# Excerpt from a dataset
◇ ◇ ◇ ◇ ◇ ◇ ◇

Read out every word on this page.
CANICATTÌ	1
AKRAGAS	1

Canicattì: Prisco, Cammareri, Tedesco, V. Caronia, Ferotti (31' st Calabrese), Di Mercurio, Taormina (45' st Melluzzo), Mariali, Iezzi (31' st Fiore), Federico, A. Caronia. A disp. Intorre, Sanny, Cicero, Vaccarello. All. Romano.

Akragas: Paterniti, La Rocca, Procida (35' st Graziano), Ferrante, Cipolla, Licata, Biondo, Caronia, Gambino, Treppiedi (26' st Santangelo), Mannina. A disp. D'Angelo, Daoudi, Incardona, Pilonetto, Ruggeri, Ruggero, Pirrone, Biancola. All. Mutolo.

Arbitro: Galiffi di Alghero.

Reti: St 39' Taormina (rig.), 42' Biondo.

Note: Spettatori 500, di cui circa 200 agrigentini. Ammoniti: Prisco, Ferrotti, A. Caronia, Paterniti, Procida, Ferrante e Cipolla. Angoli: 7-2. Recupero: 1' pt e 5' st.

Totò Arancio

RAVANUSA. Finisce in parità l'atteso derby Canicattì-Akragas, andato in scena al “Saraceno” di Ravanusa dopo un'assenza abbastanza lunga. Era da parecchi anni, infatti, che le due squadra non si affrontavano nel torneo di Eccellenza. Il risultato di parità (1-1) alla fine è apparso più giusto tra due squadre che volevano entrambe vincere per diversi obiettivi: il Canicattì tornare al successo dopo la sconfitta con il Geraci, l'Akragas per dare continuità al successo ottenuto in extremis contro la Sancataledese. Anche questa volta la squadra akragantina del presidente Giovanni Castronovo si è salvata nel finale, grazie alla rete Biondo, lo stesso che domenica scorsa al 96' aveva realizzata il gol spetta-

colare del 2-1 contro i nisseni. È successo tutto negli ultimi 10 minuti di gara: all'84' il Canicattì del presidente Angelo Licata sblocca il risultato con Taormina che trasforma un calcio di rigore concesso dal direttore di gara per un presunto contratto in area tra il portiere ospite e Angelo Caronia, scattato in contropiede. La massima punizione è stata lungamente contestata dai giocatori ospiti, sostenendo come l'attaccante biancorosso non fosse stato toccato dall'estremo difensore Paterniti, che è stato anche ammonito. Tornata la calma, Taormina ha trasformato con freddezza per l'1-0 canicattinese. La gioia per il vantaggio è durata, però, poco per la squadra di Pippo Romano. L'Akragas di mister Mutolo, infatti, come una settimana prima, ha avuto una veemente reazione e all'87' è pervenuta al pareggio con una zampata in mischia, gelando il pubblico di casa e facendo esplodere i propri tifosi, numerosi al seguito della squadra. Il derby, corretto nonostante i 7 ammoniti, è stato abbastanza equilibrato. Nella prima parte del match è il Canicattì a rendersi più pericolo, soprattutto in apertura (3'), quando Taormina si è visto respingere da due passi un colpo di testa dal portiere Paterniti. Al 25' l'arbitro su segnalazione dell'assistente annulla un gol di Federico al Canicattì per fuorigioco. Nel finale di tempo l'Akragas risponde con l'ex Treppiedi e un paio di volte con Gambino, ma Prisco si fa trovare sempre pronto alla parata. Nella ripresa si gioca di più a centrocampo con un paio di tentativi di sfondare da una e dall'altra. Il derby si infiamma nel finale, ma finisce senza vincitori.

◇ ◇ ◇ ◇ ◇ ◇ ◇

# What the task requires
Scan the material above. Copy each line where "Romano" occurs.

# Response for this exercise
Canicattì: Prisco, Cammareri, Tedesco, V. Caronia, Ferotti (31' st Calabrese), Di Mercurio, Taormina (45' st Melluzzo), Mariali, Iezzi (31' st Fiore), Federico, A. Caronia. A disp. Intorre, Sanny, Cicero, Vaccarello. All. Romano.
colare del 2-1 contro i nisseni. È successo tutto negli ultimi 10 minuti di gara: all'84' il Canicattì del presidente Angelo Licata sblocca il risultato con Taormina che trasforma un calcio di rigore concesso dal direttore di gara per un presunto contratto in area tra il portiere ospite e Angelo Caronia, scattato in contropiede. La massima punizione è stata lungamente contestata dai giocatori ospiti, sostenendo come l'attaccante biancorosso non fosse stato toccato dall'estremo difensore Paterniti, che è stato anche ammonito. Tornata la calma, Taormina ha trasformato con freddezza per l'1-0 canicattinese. La gioia per il vantaggio è durata, però, poco per la squadra di Pippo Romano. L'Akragas di mister Mutolo, infatti, come una settimana prima, ha avuto una veemente reazione e all'87' è pervenuta al pareggio con una zampata in mischia, gelando il pubblico di casa e facendo esplodere i propri tifosi, numerosi al seguito della squadra. Il derby, corretto nonostante i 7 ammoniti, è stato abbastanza equilibrato. Nella prima parte del match è il Canicattì a rendersi più pericolo, soprattutto in apertura (3'), quando Taormina si è visto respingere da due passi un colpo di testa dal portiere Paterniti. Al 25' l'arbitro su segnalazione dell'assistente annulla un gol di Federico al Canicattì per fuorigioco. Nel finale di tempo l'Akragas risponde con l'ex Treppiedi e un paio di volte con Gambino, ma Prisco si fa trovare sempre pronto alla parata. Nella ripresa si gioca di più a centrocampo con un paio di tentativi di sfondare da una e dall'altra. Il derby si infiamma nel finale, ma finisce senza vincitori.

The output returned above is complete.